* Exercise input
|---|
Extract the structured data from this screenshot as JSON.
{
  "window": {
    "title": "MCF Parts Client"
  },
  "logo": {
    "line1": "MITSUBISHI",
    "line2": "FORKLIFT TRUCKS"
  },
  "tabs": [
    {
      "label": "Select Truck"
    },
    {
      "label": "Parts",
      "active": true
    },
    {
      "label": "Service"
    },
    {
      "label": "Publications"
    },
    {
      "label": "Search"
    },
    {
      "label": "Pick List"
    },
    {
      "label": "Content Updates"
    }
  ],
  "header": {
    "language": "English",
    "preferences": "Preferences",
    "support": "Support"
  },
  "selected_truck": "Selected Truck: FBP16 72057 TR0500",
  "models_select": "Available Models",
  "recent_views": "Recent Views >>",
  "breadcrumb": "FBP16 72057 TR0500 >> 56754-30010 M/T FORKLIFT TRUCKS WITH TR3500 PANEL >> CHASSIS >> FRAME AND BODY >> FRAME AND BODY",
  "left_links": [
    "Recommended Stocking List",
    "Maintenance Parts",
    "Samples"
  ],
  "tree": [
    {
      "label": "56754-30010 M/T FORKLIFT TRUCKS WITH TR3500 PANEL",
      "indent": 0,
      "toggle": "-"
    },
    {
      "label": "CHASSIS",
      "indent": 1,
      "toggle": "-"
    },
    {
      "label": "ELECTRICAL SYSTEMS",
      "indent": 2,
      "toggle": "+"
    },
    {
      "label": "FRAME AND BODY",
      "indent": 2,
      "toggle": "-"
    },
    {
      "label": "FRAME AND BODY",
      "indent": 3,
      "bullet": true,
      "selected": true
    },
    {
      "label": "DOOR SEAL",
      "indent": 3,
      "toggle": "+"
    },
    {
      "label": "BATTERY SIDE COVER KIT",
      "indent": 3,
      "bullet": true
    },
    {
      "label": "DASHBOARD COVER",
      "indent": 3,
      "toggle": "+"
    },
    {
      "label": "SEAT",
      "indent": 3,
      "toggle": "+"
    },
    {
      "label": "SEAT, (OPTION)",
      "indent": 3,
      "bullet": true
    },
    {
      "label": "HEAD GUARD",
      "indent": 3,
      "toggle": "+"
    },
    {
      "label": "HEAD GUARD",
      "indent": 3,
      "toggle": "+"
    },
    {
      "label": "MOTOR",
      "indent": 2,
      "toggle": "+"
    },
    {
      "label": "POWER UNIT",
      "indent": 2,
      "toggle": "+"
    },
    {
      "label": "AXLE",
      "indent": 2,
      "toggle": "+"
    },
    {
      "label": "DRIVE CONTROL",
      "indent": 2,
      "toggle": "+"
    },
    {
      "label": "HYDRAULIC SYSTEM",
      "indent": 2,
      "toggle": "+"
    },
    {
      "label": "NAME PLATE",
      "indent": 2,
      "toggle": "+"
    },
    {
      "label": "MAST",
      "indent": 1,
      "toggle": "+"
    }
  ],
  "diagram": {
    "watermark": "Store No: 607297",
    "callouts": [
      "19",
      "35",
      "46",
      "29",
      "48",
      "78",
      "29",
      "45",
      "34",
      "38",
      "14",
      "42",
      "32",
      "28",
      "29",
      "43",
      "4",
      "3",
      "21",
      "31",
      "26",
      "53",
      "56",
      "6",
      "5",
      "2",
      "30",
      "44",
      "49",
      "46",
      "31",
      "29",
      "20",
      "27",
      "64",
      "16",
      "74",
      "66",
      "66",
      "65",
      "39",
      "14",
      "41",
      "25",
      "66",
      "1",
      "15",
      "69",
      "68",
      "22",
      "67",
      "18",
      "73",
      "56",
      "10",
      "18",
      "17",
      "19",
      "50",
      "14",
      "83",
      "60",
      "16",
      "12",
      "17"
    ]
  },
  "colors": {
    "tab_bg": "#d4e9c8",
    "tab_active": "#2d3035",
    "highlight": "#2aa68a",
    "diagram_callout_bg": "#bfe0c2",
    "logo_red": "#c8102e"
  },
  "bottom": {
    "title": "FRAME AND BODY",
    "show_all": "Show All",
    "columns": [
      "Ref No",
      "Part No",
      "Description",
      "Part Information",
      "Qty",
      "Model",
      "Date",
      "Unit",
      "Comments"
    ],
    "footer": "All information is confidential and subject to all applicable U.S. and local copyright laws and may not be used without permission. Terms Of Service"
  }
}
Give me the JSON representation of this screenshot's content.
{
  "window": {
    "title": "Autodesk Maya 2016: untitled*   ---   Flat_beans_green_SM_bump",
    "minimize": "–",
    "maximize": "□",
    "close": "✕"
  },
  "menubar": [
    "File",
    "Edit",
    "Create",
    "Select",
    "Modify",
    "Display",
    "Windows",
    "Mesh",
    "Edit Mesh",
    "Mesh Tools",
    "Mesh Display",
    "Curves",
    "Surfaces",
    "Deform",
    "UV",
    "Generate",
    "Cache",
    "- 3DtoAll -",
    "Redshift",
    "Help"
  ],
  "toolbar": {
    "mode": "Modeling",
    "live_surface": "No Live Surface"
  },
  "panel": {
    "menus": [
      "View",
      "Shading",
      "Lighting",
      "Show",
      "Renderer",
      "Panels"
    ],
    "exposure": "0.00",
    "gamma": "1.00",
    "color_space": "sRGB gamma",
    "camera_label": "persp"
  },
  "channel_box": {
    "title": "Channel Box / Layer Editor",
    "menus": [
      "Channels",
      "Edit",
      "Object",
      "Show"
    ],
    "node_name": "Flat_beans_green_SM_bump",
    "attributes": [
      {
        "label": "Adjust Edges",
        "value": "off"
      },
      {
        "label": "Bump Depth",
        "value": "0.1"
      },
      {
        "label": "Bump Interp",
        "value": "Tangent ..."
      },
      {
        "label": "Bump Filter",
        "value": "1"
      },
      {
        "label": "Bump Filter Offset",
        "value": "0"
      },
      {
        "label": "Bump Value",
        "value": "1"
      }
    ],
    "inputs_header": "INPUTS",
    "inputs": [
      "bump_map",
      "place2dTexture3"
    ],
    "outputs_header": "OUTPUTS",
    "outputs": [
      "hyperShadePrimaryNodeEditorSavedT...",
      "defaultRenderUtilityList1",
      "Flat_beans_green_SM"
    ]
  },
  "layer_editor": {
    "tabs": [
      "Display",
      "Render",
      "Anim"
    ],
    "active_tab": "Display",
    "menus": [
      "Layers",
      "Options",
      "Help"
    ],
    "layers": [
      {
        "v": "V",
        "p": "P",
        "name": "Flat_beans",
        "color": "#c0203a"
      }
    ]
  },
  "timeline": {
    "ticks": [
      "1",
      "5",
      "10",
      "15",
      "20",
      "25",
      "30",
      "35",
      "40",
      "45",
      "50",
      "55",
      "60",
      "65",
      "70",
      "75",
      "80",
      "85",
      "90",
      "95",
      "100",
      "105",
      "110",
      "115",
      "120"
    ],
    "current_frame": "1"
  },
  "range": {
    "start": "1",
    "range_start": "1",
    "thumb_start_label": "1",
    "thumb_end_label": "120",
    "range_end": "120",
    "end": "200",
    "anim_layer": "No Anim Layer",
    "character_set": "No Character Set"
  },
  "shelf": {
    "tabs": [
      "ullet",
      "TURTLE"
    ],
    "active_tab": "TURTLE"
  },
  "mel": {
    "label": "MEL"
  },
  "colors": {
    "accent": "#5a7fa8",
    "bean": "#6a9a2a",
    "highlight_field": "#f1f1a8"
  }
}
|---|
* Stated goal
Show, from the listing above, each line that contains the word "Parts".

* Complete output
    "title": "MCF Parts Client"
      "label": "Parts",
    "Maintenance Parts",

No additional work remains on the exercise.